WORK TO BE COMPLETED:
Skip the images. Copy the records exactly as written.

## Begin RECORDS PROVIDED

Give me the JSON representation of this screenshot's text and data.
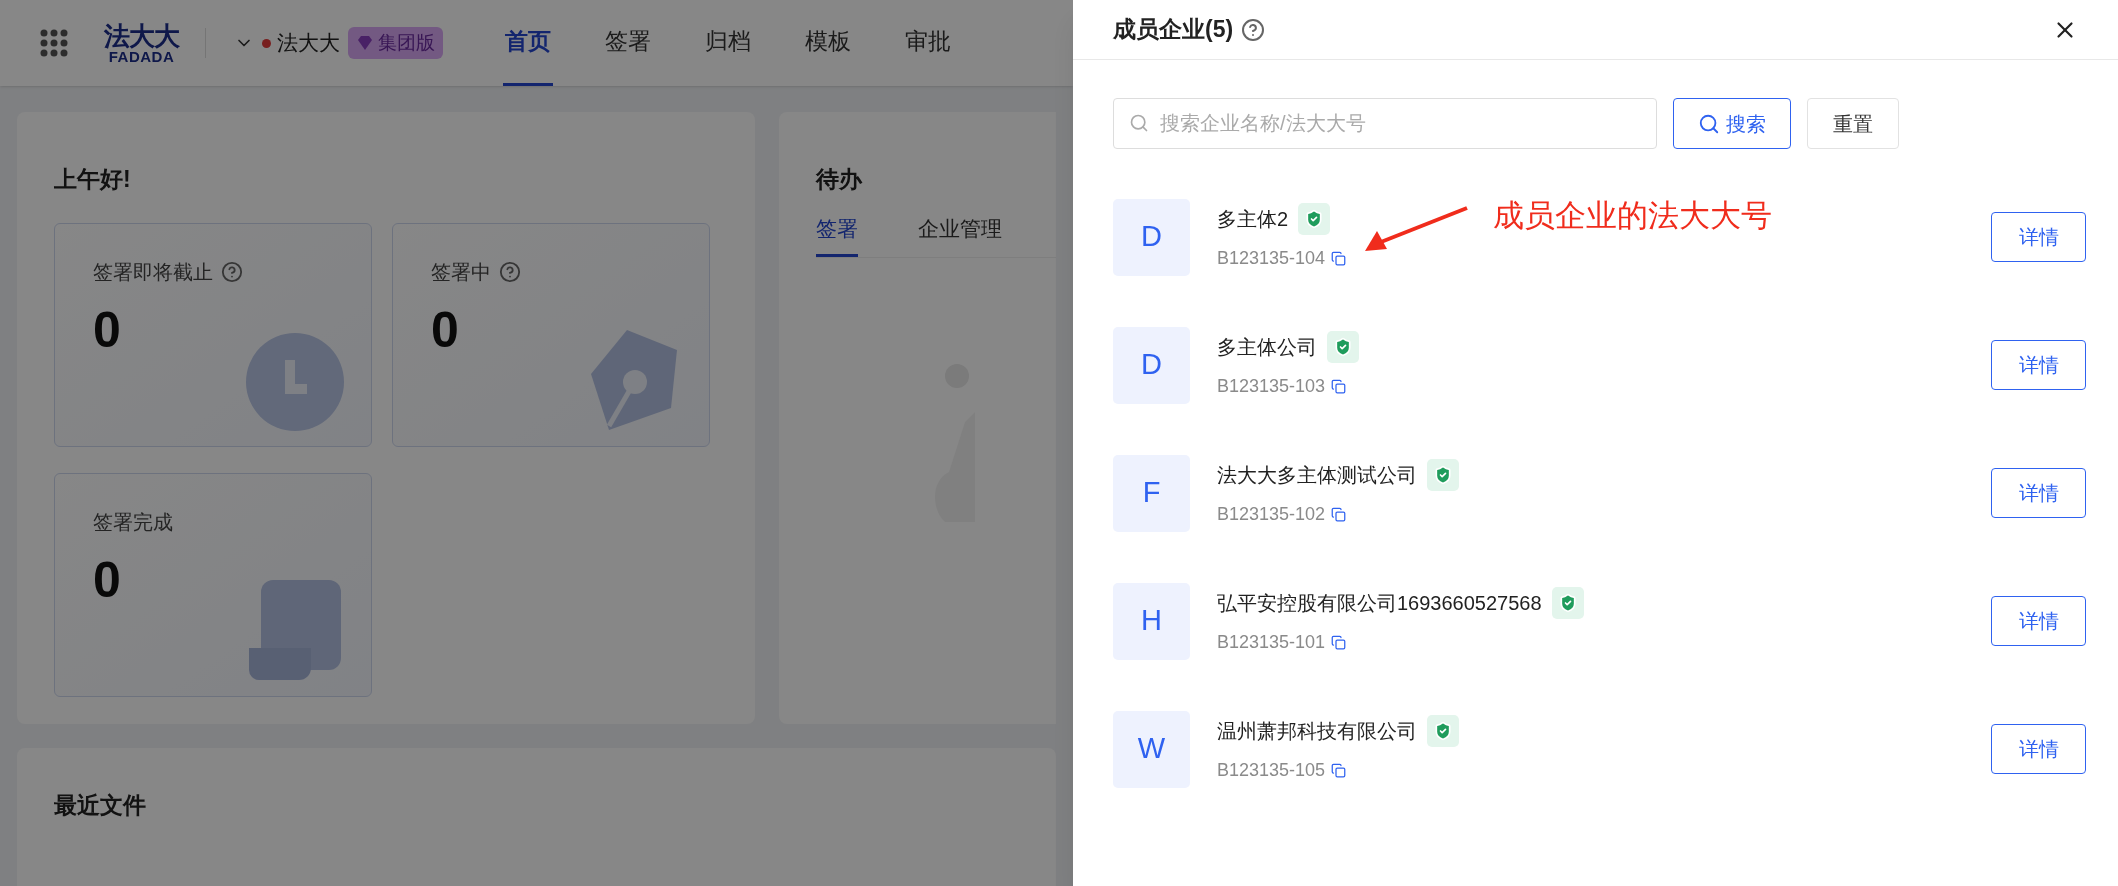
{
  "header": {
    "logo": {
      "top": "法大大",
      "bottom": "FADADA"
    },
    "org": {
      "name": "法大大",
      "badge": "集团版"
    },
    "nav": [
      {
        "label": "首页",
        "selected": true
      },
      {
        "label": "签署",
        "selected": false
      },
      {
        "label": "归档",
        "selected": false
      },
      {
        "label": "模板",
        "selected": false
      },
      {
        "label": "审批",
        "selected": false
      }
    ]
  },
  "greeting": {
    "title": "上午好!",
    "stats": [
      {
        "label": "签署即将截止",
        "value": "0",
        "help": true,
        "kind": "clock"
      },
      {
        "label": "签署中",
        "value": "0",
        "help": true,
        "kind": "pen"
      },
      {
        "label": "签署完成",
        "value": "0",
        "help": false,
        "kind": "scroll"
      }
    ]
  },
  "todo": {
    "title": "待办",
    "tabs": [
      {
        "label": "签署",
        "selected": true
      },
      {
        "label": "企业管理",
        "selected": false
      }
    ]
  },
  "recent": {
    "title": "最近文件"
  },
  "drawer": {
    "title": "成员企业(5)",
    "search": {
      "placeholder": "搜索企业名称/法大大号"
    },
    "search_button": "搜索",
    "reset_button": "重置",
    "members": [
      {
        "initial": "D",
        "name": "多主体2",
        "verified": true,
        "number": "B123135-104",
        "action": "详情"
      },
      {
        "initial": "D",
        "name": "多主体公司",
        "verified": true,
        "number": "B123135-103",
        "action": "详情"
      },
      {
        "initial": "F",
        "name": "法大大多主体测试公司",
        "verified": true,
        "number": "B123135-102",
        "action": "详情"
      },
      {
        "initial": "H",
        "name": "弘平安控股有限公司1693660527568",
        "verified": true,
        "number": "B123135-101",
        "action": "详情"
      },
      {
        "initial": "W",
        "name": "温州萧邦科技有限公司",
        "verified": true,
        "number": "B123135-105",
        "action": "详情"
      }
    ]
  },
  "annotation": {
    "text": "成员企业的法大大号"
  }
}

## End RECORDS PROVIDED

WRITTEN ANSWER:
Give me the JSON representation of this screenshot's text and data.
{
  "header": {
    "logo": {
      "top": "法大大",
      "bottom": "FADADA"
    },
    "org": {
      "name": "法大大",
      "badge": "集团版"
    },
    "nav": [
      {
        "label": "首页",
        "selected": true
      },
      {
        "label": "签署",
        "selected": false
      },
      {
        "label": "归档",
        "selected": false
      },
      {
        "label": "模板",
        "selected": false
      },
      {
        "label": "审批",
        "selected": false
      }
    ]
  },
  "greeting": {
    "title": "上午好!",
    "stats": [
      {
        "label": "签署即将截止",
        "value": "0",
        "help": true,
        "kind": "clock"
      },
      {
        "label": "签署中",
        "value": "0",
        "help": true,
        "kind": "pen"
      },
      {
        "label": "签署完成",
        "value": "0",
        "help": false,
        "kind": "scroll"
      }
    ]
  },
  "todo": {
    "title": "待办",
    "tabs": [
      {
        "label": "签署",
        "selected": true
      },
      {
        "label": "企业管理",
        "selected": false
      }
    ]
  },
  "recent": {
    "title": "最近文件"
  },
  "drawer": {
    "title": "成员企业(5)",
    "search": {
      "placeholder": "搜索企业名称/法大大号"
    },
    "search_button": "搜索",
    "reset_button": "重置",
    "members": [
      {
        "initial": "D",
        "name": "多主体2",
        "verified": true,
        "number": "B123135-104",
        "action": "详情"
      },
      {
        "initial": "D",
        "name": "多主体公司",
        "verified": true,
        "number": "B123135-103",
        "action": "详情"
      },
      {
        "initial": "F",
        "name": "法大大多主体测试公司",
        "verified": true,
        "number": "B123135-102",
        "action": "详情"
      },
      {
        "initial": "H",
        "name": "弘平安控股有限公司1693660527568",
        "verified": true,
        "number": "B123135-101",
        "action": "详情"
      },
      {
        "initial": "W",
        "name": "温州萧邦科技有限公司",
        "verified": true,
        "number": "B123135-105",
        "action": "详情"
      }
    ]
  },
  "annotation": {
    "text": "成员企业的法大大号"
  }
}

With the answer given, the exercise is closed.